--- WHAT YOU HAVE TO DO ---
In the listing below, pick out lines with "this".

--- RECORDS SUPPLIED ---
:::
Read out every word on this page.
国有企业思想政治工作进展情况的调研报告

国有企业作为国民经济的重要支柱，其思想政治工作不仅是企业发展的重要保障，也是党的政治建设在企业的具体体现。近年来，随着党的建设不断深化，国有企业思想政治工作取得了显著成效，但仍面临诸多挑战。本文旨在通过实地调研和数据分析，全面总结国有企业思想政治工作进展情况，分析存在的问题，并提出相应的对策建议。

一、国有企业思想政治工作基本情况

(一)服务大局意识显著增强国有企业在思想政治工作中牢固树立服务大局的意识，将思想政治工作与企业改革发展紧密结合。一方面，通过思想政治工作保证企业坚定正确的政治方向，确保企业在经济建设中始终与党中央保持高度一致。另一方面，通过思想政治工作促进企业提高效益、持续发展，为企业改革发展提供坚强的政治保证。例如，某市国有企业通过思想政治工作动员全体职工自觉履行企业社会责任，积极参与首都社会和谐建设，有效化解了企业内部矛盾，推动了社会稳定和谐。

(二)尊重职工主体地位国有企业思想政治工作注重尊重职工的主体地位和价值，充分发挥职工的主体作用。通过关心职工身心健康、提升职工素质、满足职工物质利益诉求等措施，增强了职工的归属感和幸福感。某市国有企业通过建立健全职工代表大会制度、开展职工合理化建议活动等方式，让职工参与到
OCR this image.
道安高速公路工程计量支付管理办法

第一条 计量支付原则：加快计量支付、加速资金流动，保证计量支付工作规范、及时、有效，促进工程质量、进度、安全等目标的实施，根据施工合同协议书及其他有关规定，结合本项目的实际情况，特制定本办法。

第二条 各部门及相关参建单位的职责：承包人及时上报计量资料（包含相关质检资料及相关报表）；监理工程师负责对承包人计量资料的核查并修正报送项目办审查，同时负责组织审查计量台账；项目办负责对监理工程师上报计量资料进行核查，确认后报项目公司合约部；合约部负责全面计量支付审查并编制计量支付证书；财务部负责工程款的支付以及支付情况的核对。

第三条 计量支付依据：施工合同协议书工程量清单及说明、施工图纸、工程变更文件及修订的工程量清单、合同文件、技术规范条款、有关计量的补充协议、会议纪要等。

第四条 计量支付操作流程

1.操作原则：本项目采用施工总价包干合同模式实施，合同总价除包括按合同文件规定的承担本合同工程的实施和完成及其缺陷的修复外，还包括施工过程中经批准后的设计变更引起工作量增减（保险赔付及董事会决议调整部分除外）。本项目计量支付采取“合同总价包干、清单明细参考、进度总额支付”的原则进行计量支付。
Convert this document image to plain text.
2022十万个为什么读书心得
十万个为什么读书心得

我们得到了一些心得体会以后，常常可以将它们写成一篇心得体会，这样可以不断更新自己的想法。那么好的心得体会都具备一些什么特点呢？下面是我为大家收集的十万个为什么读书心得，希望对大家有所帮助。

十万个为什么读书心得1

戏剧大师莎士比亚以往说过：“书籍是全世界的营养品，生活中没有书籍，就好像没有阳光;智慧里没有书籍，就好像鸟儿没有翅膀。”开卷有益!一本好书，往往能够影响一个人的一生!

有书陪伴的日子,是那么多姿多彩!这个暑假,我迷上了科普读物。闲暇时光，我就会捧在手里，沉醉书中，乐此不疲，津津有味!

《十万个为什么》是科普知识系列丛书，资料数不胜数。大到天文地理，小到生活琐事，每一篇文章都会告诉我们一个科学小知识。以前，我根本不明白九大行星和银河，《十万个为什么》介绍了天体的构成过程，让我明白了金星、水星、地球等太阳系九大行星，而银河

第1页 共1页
:::
--- TASK ANSWER ---
Read out every word on this page.
OCR this image.
Convert this document image to plain text.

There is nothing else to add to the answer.